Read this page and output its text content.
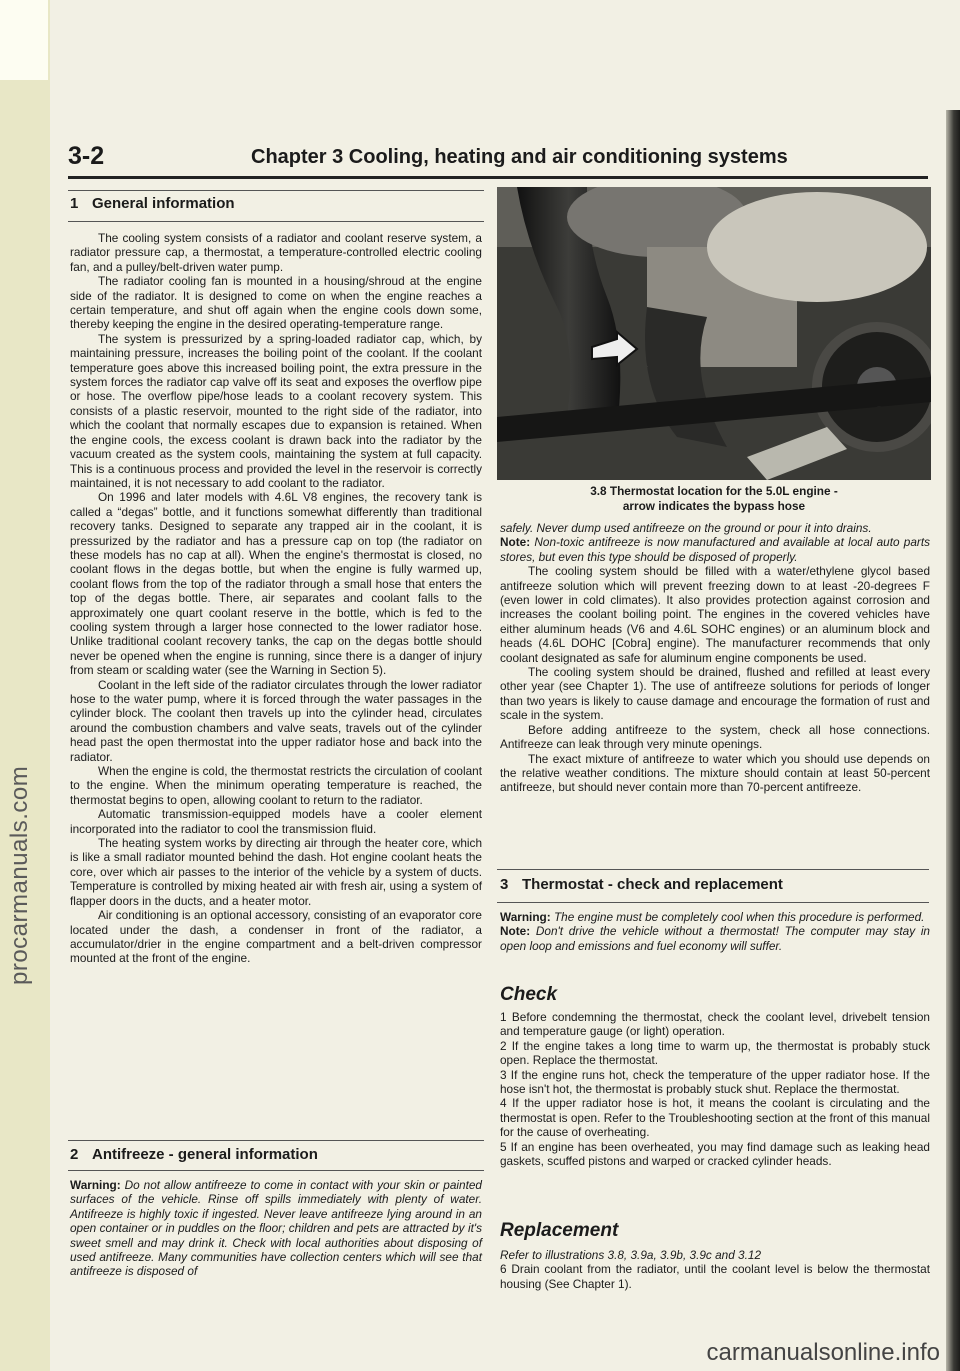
carmanualsonline.info
3-2	Chapter 3 Cooling, heating and air conditioning systems
1 General information

The cooling system consists of a radiator and coolant reserve system, a radiator pressure cap, a thermostat, a temperature-controlled electric cooling fan, and a pulley/belt-driven water pump.

The radiator cooling fan is mounted in a housing/shroud at the engine side of the radiator. It is designed to come on when the engine reaches a certain temperature, and shut off again when the engine cools down some, thereby keeping the engine in the desired operating-temperature range.

The system is pressurized by a spring-loaded radiator cap, which, by maintaining pressure, increases the boiling point of the coolant. If the coolant temperature goes above this increased boiling point, the extra pressure in the system forces the radiator cap valve off its seat and exposes the overflow pipe or hose. The overflow pipe/hose leads to a coolant recovery system. This consists of a plastic reservoir, mounted to the right side of the radiator, into which the coolant that normally escapes due to expansion is retained. When the engine cools, the excess coolant is drawn back into the radiator by the vacuum created as the system cools, maintaining the system at full capacity. This is a continuous process and provided the level in the reservoir is correctly maintained, it is not necessary to add coolant to the radiator.

On 1996 and later models with 4.6L V8 engines, the recovery tank is called a “degas” bottle, and it functions somewhat differently than traditional recovery tanks. Designed to separate any trapped air in the coolant, it is pressurized by the radiator and has a pressure cap on top (the radiator on these models has no cap at all). When the engine's thermostat is closed, no coolant flows in the degas bottle, but when the engine is fully warmed up, coolant flows from the top of the radiator through a small hose that enters the top of the degas bottle. There, air separates and coolant falls to the approximately one quart coolant reserve in the bottle, which is fed to the cooling system through a larger hose connected to the lower radiator hose. Unlike traditional coolant recovery tanks, the cap on the degas bottle should never be opened when the engine is running, since there is a danger of injury from steam or scalding water (see the Warning in Section 5).

Coolant in the left side of the radiator circulates through the lower radiator hose to the water pump, where it is forced through the water passages in the cylinder block. The coolant then travels up into the cylinder head, circulates around the combustion chambers and valve seats, travels out of the cylinder head past the open thermostat into the upper radiator hose and back into the radiator.

When the engine is cold, the thermostat restricts the circulation of coolant to the engine. When the minimum operating temperature is reached, the thermostat begins to open, allowing coolant to return to the radiator.

Automatic transmission-equipped models have a cooler element incorporated into the radiator to cool the transmission fluid.

The heating system works by directing air through the heater core, which is like a small radiator mounted behind the dash. Hot engine coolant heats the core, over which air passes to the interior of the vehicle by a system of ducts. Temperature is controlled by mixing heated air with fresh air, using a system of flapper doors in the ducts, and a heater motor.

Air conditioning is an optional accessory, consisting of an evaporator core located under the dash, a condenser in front of the radiator, a accumulator/drier in the engine compartment and a belt-driven compressor mounted at the front of the engine.

2 Antifreeze - general information

Warning: Do not allow antifreeze to come in contact with your skin or painted surfaces of the vehicle. Rinse off spills immediately with plenty of water. Antifreeze is highly toxic if ingested. Never leave antifreeze lying around in an open container or in puddles on the floor; children and pets are attracted by it's sweet smell and may drink it. Check with local authorities about disposing of used antifreeze. Many communities have collection centers which will see that antifreeze is disposed of

3.8 Thermostat location for the 5.0L engine -
arrow indicates the bypass hose

safely. Never dump used antifreeze on the ground or pour it into drains.

Note: Non-toxic antifreeze is now manufactured and available at local auto parts stores, but even this type should be disposed of properly.

The cooling system should be filled with a water/ethylene glycol based antifreeze solution which will prevent freezing down to at least -20-degrees F (even lower in cold climates). It also provides protection against corrosion and increases the coolant boiling point. The engines in the covered vehicles have either aluminum heads (V6 and 4.6L SOHC engines) or an aluminum block and heads (4.6L DOHC [Cobra] engine). The manufacturer recommends that only coolant designated as safe for aluminum engine components be used.

The cooling system should be drained, flushed and refilled at least every other year (see Chapter 1). The use of antifreeze solutions for periods of longer than two years is likely to cause damage and encourage the formation of rust and scale in the system.

Before adding antifreeze to the system, check all hose connections. Antifreeze can leak through very minute openings.

The exact mixture of antifreeze to water which you should use depends on the relative weather conditions. The mixture should contain at least 50-percent antifreeze, but should never contain more than 70-percent antifreeze.

3 Thermostat - check and replacement

Warning: The engine must be completely cool when this procedure is performed.

Note: Don't drive the vehicle without a thermostat! The computer may stay in open loop and emissions and fuel economy will suffer.

Check

1 Before condemning the thermostat, check the coolant level, drivebelt tension and temperature gauge (or light) operation.

2 If the engine takes a long time to warm up, the thermostat is probably stuck open. Replace the thermostat.

3 If the engine runs hot, check the temperature of the upper radiator hose. If the hose isn't hot, the thermostat is probably stuck shut. Replace the thermostat.

4 If the upper radiator hose is hot, it means the coolant is circulating and the thermostat is open. Refer to the Troubleshooting section at the front of this manual for the cause of overheating.

5 If an engine has been overheated, you may find damage such as leaking head gaskets, scuffed pistons and warped or cracked cylinder heads.

Replacement

Refer to illustrations 3.8, 3.9a, 3.9b, 3.9c and 3.12

6 Drain coolant from the radiator, until the coolant level is below the thermostat housing (See Chapter 1).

◆ ◆ ◆ ◆ ◆ ◆ ◆

▶ _The request_
Each line that holds the word "upper" is to be copied.

▶ _Solved exercise_
Coolant in the left side of the radiator circulates through the lower radiator hose to the water pump, where it is forced through the water passages in the cylinder block. The coolant then travels up into the cylinder head, circulates around the combustion chambers and valve seats, travels out of the cylinder head past the open thermostat into the upper radiator hose and back into the radiator.
3 If the engine runs hot, check the temperature of the upper radiator hose. If the hose isn't hot, the thermostat is probably stuck shut. Replace the thermostat.
4 If the upper radiator hose is hot, it means the coolant is circulating and the thermostat is open. Refer to the Troubleshooting section at the front of this manual for the cause of overheating.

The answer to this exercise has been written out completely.